(Figure record listings):
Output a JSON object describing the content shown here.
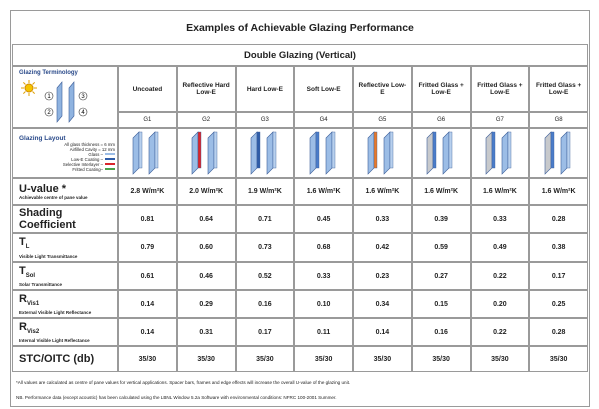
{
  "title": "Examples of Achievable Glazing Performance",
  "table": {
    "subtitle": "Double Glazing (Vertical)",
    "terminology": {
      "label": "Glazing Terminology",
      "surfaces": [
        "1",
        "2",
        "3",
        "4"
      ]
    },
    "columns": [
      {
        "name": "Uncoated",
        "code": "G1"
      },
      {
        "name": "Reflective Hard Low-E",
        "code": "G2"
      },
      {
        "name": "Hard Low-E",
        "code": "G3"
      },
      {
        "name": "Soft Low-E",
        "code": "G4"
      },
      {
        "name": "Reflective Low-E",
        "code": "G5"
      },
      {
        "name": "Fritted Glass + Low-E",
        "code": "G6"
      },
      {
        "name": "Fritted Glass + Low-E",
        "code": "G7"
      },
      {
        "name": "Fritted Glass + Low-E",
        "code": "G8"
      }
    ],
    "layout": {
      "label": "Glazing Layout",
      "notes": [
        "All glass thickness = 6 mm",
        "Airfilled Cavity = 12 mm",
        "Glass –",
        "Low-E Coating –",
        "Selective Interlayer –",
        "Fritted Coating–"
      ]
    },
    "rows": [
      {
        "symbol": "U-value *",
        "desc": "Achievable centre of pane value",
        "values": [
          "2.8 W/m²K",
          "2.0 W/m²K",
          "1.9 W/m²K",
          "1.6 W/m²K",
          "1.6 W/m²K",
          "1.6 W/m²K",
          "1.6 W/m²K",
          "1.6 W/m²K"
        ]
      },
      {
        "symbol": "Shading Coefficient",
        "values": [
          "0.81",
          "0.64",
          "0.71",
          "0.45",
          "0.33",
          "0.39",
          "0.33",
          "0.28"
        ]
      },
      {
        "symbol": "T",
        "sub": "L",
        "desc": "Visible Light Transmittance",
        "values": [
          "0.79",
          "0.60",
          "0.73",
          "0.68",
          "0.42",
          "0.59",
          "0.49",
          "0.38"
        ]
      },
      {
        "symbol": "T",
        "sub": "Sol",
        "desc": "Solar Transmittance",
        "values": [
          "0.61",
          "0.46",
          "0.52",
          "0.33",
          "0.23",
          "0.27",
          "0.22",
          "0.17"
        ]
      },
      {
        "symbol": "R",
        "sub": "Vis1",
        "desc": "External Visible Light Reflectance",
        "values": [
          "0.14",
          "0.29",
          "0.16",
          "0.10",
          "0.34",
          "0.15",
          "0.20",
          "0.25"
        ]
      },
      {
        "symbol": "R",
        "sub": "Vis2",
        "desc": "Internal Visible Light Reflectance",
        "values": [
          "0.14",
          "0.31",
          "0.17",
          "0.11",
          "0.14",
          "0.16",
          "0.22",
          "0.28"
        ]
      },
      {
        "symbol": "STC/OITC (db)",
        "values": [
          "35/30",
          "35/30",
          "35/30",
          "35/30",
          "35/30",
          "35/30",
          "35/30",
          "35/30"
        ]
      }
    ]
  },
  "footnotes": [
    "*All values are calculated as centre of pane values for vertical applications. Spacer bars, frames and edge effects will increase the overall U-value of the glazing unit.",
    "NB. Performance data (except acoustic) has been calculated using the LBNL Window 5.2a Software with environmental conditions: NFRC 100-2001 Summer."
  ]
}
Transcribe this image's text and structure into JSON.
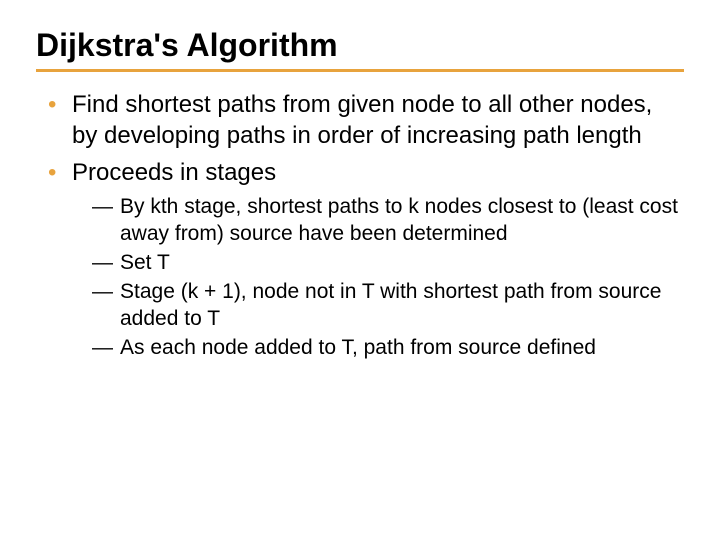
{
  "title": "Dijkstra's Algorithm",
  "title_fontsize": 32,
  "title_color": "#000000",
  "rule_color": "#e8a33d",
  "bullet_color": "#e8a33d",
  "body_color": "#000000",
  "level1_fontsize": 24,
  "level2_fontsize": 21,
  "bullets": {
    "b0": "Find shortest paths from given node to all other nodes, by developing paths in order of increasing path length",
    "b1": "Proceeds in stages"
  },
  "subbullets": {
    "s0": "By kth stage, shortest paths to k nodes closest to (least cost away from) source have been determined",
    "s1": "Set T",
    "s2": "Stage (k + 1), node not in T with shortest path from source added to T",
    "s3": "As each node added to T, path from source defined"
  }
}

(PROBLEM DESCRIPTION): Copy every record above exactly, leaving out any pictures.

(TASK RESULT):
Output a JSON object describing the content shown here.
{
  "title": "Examples of Achievable Glazing Performance",
  "table": {
    "subtitle": "Double Glazing (Vertical)",
    "terminology": {
      "label": "Glazing Terminology",
      "surfaces": [
        "1",
        "2",
        "3",
        "4"
      ]
    },
    "columns": [
      {
        "name": "Uncoated",
        "code": "G1"
      },
      {
        "name": "Reflective Hard Low-E",
        "code": "G2"
      },
      {
        "name": "Hard Low-E",
        "code": "G3"
      },
      {
        "name": "Soft Low-E",
        "code": "G4"
      },
      {
        "name": "Reflective Low-E",
        "code": "G5"
      },
      {
        "name": "Fritted Glass + Low-E",
        "code": "G6"
      },
      {
        "name": "Fritted Glass + Low-E",
        "code": "G7"
      },
      {
        "name": "Fritted Glass + Low-E",
        "code": "G8"
      }
    ],
    "layout": {
      "label": "Glazing Layout",
      "notes": [
        "All glass thickness = 6 mm",
        "Airfilled Cavity = 12 mm",
        "Glass –",
        "Low-E Coating –",
        "Selective Interlayer –",
        "Fritted Coating–"
      ]
    },
    "rows": [
      {
        "symbol": "U-value *",
        "desc": "Achievable centre of pane value",
        "values": [
          "2.8 W/m²K",
          "2.0 W/m²K",
          "1.9 W/m²K",
          "1.6 W/m²K",
          "1.6 W/m²K",
          "1.6 W/m²K",
          "1.6 W/m²K",
          "1.6 W/m²K"
        ]
      },
      {
        "symbol": "Shading Coefficient",
        "values": [
          "0.81",
          "0.64",
          "0.71",
          "0.45",
          "0.33",
          "0.39",
          "0.33",
          "0.28"
        ]
      },
      {
        "symbol": "T",
        "sub": "L",
        "desc": "Visible Light Transmittance",
        "values": [
          "0.79",
          "0.60",
          "0.73",
          "0.68",
          "0.42",
          "0.59",
          "0.49",
          "0.38"
        ]
      },
      {
        "symbol": "T",
        "sub": "Sol",
        "desc": "Solar Transmittance",
        "values": [
          "0.61",
          "0.46",
          "0.52",
          "0.33",
          "0.23",
          "0.27",
          "0.22",
          "0.17"
        ]
      },
      {
        "symbol": "R",
        "sub": "Vis1",
        "desc": "External Visible Light Reflectance",
        "values": [
          "0.14",
          "0.29",
          "0.16",
          "0.10",
          "0.34",
          "0.15",
          "0.20",
          "0.25"
        ]
      },
      {
        "symbol": "R",
        "sub": "Vis2",
        "desc": "Internal Visible Light Reflectance",
        "values": [
          "0.14",
          "0.31",
          "0.17",
          "0.11",
          "0.14",
          "0.16",
          "0.22",
          "0.28"
        ]
      },
      {
        "symbol": "STC/OITC (db)",
        "values": [
          "35/30",
          "35/30",
          "35/30",
          "35/30",
          "35/30",
          "35/30",
          "35/30",
          "35/30"
        ]
      }
    ]
  },
  "footnotes": [
    "*All values are calculated as centre of pane values for vertical applications. Spacer bars, frames and edge effects will increase the overall U-value of the glazing unit.",
    "NB. Performance data (except acoustic) has been calculated using the LBNL Window 5.2a Software with environmental conditions: NFRC 100-2001 Summer."
  ]
}
Transcribe this image's text and structure into JSON.
{
  "title": "Dijkstra's Algorithm",
  "title_fontsize": 32,
  "title_color": "#000000",
  "rule_color": "#e8a33d",
  "bullet_color": "#e8a33d",
  "body_color": "#000000",
  "level1_fontsize": 24,
  "level2_fontsize": 21,
  "bullets": {
    "b0": "Find shortest paths from given node to all other nodes, by developing paths in order of increasing path length",
    "b1": "Proceeds in stages"
  },
  "subbullets": {
    "s0": "By kth stage, shortest paths to k nodes closest to (least cost away from) source have been determined",
    "s1": "Set T",
    "s2": "Stage (k + 1), node not in T with shortest path from source added to T",
    "s3": "As each node added to T, path from source defined"
  }
}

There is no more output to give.